*Task requirements:* All of the data should be repeated exactly; pictures are not part of the copy.

--- Start Exercise data ---

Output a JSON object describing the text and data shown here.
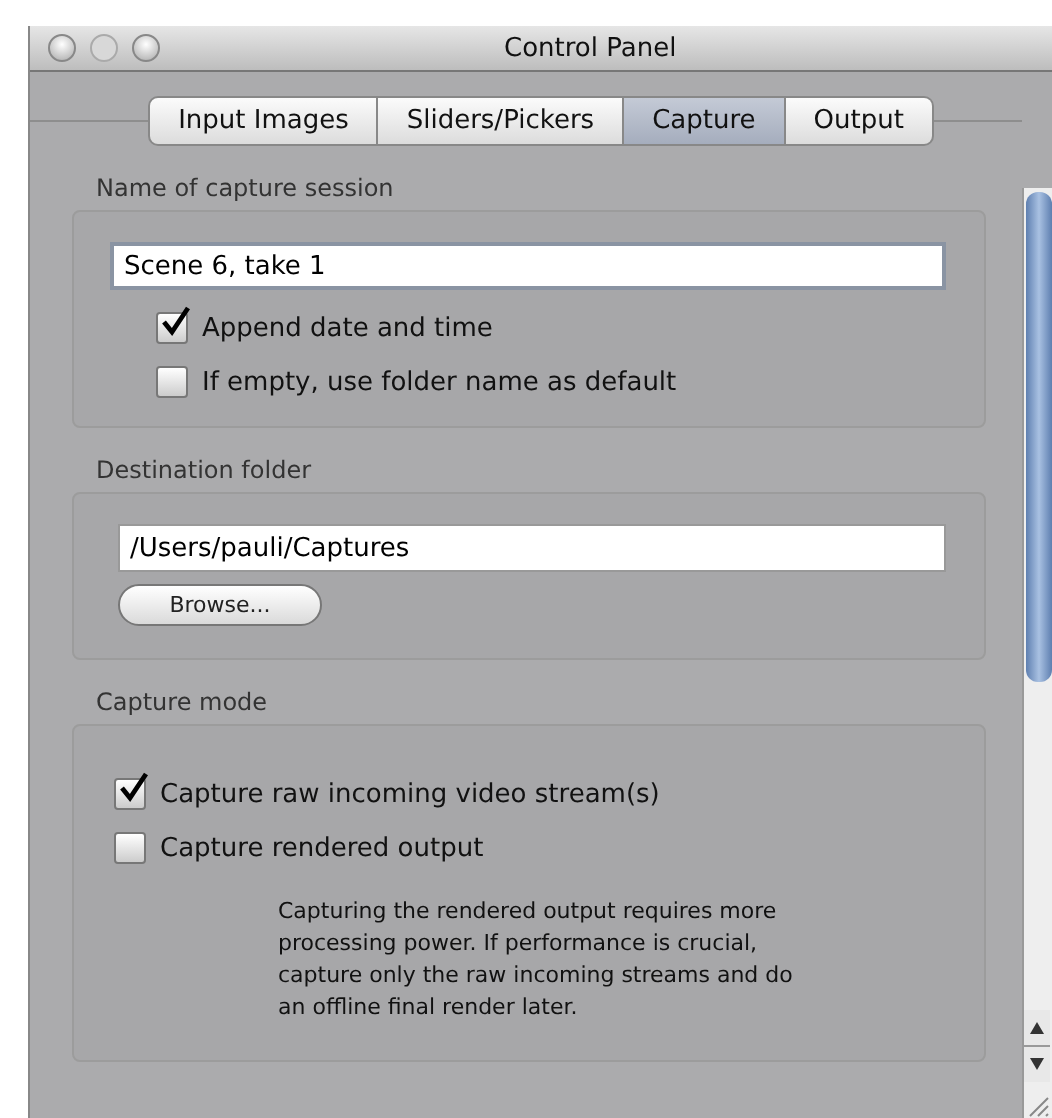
{
  "window": {
    "title": "Control Panel"
  },
  "tabs": [
    {
      "label": "Input Images",
      "selected": false
    },
    {
      "label": "Sliders/Pickers",
      "selected": false
    },
    {
      "label": "Capture",
      "selected": true
    },
    {
      "label": "Output",
      "selected": false
    }
  ],
  "sections": [
    {
      "title": "Name of capture session",
      "field": {
        "value": "Scene 6, take 1"
      },
      "checkboxes": [
        {
          "label": "Append date and time",
          "checked": true
        },
        {
          "label": "If empty, use folder name as default",
          "checked": false
        }
      ]
    },
    {
      "title": "Destination folder",
      "field": {
        "value": "/Users/pauli/Captures"
      },
      "button": "Browse..."
    },
    {
      "title": "Capture mode",
      "checkboxes": [
        {
          "label": "Capture raw incoming video stream(s)",
          "checked": true
        },
        {
          "label": "Capture rendered output",
          "checked": false
        }
      ],
      "note": "Capturing the rendered output requires more processing power. If performance is crucial, capture only the raw incoming streams and do an offline final render later."
    }
  ]
}
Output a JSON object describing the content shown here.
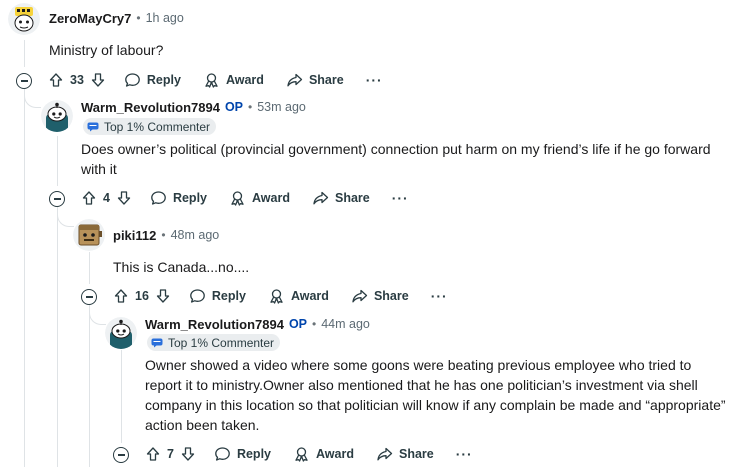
{
  "colors": {
    "op": "#0045ac",
    "thread_line": "#dfe3e6",
    "meta": "#5c6a73",
    "flair_bg": "#eaedef"
  },
  "comments": [
    {
      "username": "ZeroMayCry7",
      "time": "1h ago",
      "body": "Ministry of labour?",
      "votes": "33",
      "reply_label": "Reply",
      "award_label": "Award",
      "share_label": "Share",
      "avatar_icon": "yellow-hat-avatar-icon"
    },
    {
      "username": "Warm_Revolution7894",
      "op_badge": "OP",
      "time": "53m ago",
      "flair": "Top 1% Commenter",
      "body": "Does owner’s political (provincial government) connection put harm on my friend’s life if he go forward with it",
      "votes": "4",
      "reply_label": "Reply",
      "award_label": "Award",
      "share_label": "Share",
      "avatar_icon": "snoo-avatar-icon"
    },
    {
      "username": "piki112",
      "time": "48m ago",
      "body": "This is Canada...no....",
      "votes": "16",
      "reply_label": "Reply",
      "award_label": "Award",
      "share_label": "Share",
      "avatar_icon": "box-head-avatar-icon"
    },
    {
      "username": "Warm_Revolution7894",
      "op_badge": "OP",
      "time": "44m ago",
      "flair": "Top 1% Commenter",
      "body": "Owner showed a video where some goons were beating previous employee who tried to report it to ministry.Owner also mentioned that he has one politician’s investment via shell company in this location so that politician will know if any complain be made and “appropriate” action been taken.",
      "votes": "7",
      "reply_label": "Reply",
      "award_label": "Award",
      "share_label": "Share",
      "avatar_icon": "snoo-avatar-icon"
    }
  ]
}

--- End Exercise data ---

*Correct output:*
Output a JSON object describing the text and data shown here.
{
  "window": {
    "title": "Control Panel"
  },
  "tabs": [
    {
      "label": "Input Images",
      "selected": false
    },
    {
      "label": "Sliders/Pickers",
      "selected": false
    },
    {
      "label": "Capture",
      "selected": true
    },
    {
      "label": "Output",
      "selected": false
    }
  ],
  "sections": [
    {
      "title": "Name of capture session",
      "field": {
        "value": "Scene 6, take 1"
      },
      "checkboxes": [
        {
          "label": "Append date and time",
          "checked": true
        },
        {
          "label": "If empty, use folder name as default",
          "checked": false
        }
      ]
    },
    {
      "title": "Destination folder",
      "field": {
        "value": "/Users/pauli/Captures"
      },
      "button": "Browse..."
    },
    {
      "title": "Capture mode",
      "checkboxes": [
        {
          "label": "Capture raw incoming video stream(s)",
          "checked": true
        },
        {
          "label": "Capture rendered output",
          "checked": false
        }
      ],
      "note": "Capturing the rendered output requires more processing power. If performance is crucial, capture only the raw incoming streams and do an offline final render later."
    }
  ]
}
Output a JSON object describing the content shown here.
{
  "colors": {
    "op": "#0045ac",
    "thread_line": "#dfe3e6",
    "meta": "#5c6a73",
    "flair_bg": "#eaedef"
  },
  "comments": [
    {
      "username": "ZeroMayCry7",
      "time": "1h ago",
      "body": "Ministry of labour?",
      "votes": "33",
      "reply_label": "Reply",
      "award_label": "Award",
      "share_label": "Share",
      "avatar_icon": "yellow-hat-avatar-icon"
    },
    {
      "username": "Warm_Revolution7894",
      "op_badge": "OP",
      "time": "53m ago",
      "flair": "Top 1% Commenter",
      "body": "Does owner’s political (provincial government) connection put harm on my friend’s life if he go forward with it",
      "votes": "4",
      "reply_label": "Reply",
      "award_label": "Award",
      "share_label": "Share",
      "avatar_icon": "snoo-avatar-icon"
    },
    {
      "username": "piki112",
      "time": "48m ago",
      "body": "This is Canada...no....",
      "votes": "16",
      "reply_label": "Reply",
      "award_label": "Award",
      "share_label": "Share",
      "avatar_icon": "box-head-avatar-icon"
    },
    {
      "username": "Warm_Revolution7894",
      "op_badge": "OP",
      "time": "44m ago",
      "flair": "Top 1% Commenter",
      "body": "Owner showed a video where some goons were beating previous employee who tried to report it to ministry.Owner also mentioned that he has one politician’s investment via shell company in this location so that politician will know if any complain be made and “appropriate” action been taken.",
      "votes": "7",
      "reply_label": "Reply",
      "award_label": "Award",
      "share_label": "Share",
      "avatar_icon": "snoo-avatar-icon"
    }
  ]
}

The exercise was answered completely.